Aim — Write out, precisely and in full, each line of the material.

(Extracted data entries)
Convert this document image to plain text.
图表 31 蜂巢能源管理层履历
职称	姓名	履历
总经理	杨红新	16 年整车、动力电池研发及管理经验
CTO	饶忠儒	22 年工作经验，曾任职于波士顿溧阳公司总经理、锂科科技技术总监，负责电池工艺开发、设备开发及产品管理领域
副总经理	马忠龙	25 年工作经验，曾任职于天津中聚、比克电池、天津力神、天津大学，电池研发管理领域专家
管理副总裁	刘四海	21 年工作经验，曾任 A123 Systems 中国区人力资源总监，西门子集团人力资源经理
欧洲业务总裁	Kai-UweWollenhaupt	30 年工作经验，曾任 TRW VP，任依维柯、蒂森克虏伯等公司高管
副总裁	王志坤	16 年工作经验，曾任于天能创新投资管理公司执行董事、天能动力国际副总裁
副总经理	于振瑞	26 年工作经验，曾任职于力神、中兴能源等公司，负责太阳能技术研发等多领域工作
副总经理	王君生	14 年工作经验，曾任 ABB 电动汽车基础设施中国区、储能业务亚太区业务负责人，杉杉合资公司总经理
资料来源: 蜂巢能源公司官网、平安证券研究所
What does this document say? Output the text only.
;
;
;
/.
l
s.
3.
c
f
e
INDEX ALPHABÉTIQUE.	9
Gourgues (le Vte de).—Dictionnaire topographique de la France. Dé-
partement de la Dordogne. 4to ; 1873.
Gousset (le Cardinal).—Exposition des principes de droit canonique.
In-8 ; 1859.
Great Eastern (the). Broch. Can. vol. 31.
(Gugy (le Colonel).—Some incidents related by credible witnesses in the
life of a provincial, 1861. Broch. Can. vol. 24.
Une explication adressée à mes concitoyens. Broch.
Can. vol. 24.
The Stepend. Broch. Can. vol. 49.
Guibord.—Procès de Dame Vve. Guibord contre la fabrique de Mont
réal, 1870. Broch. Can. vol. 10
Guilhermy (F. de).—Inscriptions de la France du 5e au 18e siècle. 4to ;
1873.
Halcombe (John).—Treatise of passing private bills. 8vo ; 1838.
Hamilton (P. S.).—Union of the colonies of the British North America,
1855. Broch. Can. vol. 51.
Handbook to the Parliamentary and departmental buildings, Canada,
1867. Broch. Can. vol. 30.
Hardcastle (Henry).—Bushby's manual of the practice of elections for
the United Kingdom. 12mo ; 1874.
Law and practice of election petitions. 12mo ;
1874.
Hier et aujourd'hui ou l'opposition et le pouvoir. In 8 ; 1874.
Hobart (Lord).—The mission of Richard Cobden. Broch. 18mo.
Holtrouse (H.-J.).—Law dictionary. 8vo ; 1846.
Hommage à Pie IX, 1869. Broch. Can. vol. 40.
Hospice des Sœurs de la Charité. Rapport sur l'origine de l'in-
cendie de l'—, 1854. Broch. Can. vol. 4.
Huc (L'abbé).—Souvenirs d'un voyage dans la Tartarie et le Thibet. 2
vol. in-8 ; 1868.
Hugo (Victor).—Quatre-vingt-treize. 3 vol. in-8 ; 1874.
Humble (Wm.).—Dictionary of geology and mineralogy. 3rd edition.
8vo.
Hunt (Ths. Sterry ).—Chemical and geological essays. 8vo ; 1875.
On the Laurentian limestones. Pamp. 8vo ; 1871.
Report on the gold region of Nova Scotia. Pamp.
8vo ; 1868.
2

Reply to the task —
Convert this document image to plain text.
图表 31 蜂巢能源管理层履历
职称	姓名	履历
总经理	杨红新	16 年整车、动力电池研发及管理经验
CTO	饶忠儒	22 年工作经验，曾任职于波士顿溧阳公司总经理、锂科科技技术总监，负责电池工艺开发、设备开发及产品管理领域
副总经理	马忠龙	25 年工作经验，曾任职于天津中聚、比克电池、天津力神、天津大学，电池研发管理领域专家
管理副总裁	刘四海	21 年工作经验，曾任 A123 Systems 中国区人力资源总监，西门子集团人力资源经理
欧洲业务总裁	Kai-UweWollenhaupt	30 年工作经验，曾任 TRW VP，任依维柯、蒂森克虏伯等公司高管
副总裁	王志坤	16 年工作经验，曾任于天能创新投资管理公司执行董事、天能动力国际副总裁
副总经理	于振瑞	26 年工作经验，曾任职于力神、中兴能源等公司，负责太阳能技术研发等多领域工作
副总经理	王君生	14 年工作经验，曾任 ABB 电动汽车基础设施中国区、储能业务亚太区业务负责人，杉杉合资公司总经理
资料来源: 蜂巢能源公司官网、平安证券研究所
What does this document say? Output the text only.
;
;
;
/.
l
s.
3.
c
f
e
INDEX ALPHABÉTIQUE.	9
Gourgues (le Vte de).—Dictionnaire topographique de la France. Dé-
partement de la Dordogne. 4to ; 1873.
Gousset (le Cardinal).—Exposition des principes de droit canonique.
In-8 ; 1859.
Great Eastern (the). Broch. Can. vol. 31.
(Gugy (le Colonel).—Some incidents related by credible witnesses in the
life of a provincial, 1861. Broch. Can. vol. 24.
Une explication adressée à mes concitoyens. Broch.
Can. vol. 24.
The Stepend. Broch. Can. vol. 49.
Guibord.—Procès de Dame Vve. Guibord contre la fabrique de Mont
réal, 1870. Broch. Can. vol. 10
Guilhermy (F. de).—Inscriptions de la France du 5e au 18e siècle. 4to ;
1873.
Halcombe (John).—Treatise of passing private bills. 8vo ; 1838.
Hamilton (P. S.).—Union of the colonies of the British North America,
1855. Broch. Can. vol. 51.
Handbook to the Parliamentary and departmental buildings, Canada,
1867. Broch. Can. vol. 30.
Hardcastle (Henry).—Bushby's manual of the practice of elections for
the United Kingdom. 12mo ; 1874.
Law and practice of election petitions. 12mo ;
1874.
Hier et aujourd'hui ou l'opposition et le pouvoir. In 8 ; 1874.
Hobart (Lord).—The mission of Richard Cobden. Broch. 18mo.
Holtrouse (H.-J.).—Law dictionary. 8vo ; 1846.
Hommage à Pie IX, 1869. Broch. Can. vol. 40.
Hospice des Sœurs de la Charité. Rapport sur l'origine de l'in-
cendie de l'—, 1854. Broch. Can. vol. 4.
Huc (L'abbé).—Souvenirs d'un voyage dans la Tartarie et le Thibet. 2
vol. in-8 ; 1868.
Hugo (Victor).—Quatre-vingt-treize. 3 vol. in-8 ; 1874.
Humble (Wm.).—Dictionary of geology and mineralogy. 3rd edition.
8vo.
Hunt (Ths. Sterry ).—Chemical and geological essays. 8vo ; 1875.
On the Laurentian limestones. Pamp. 8vo ; 1871.
Report on the gold region of Nova Scotia. Pamp.
8vo ; 1868.
2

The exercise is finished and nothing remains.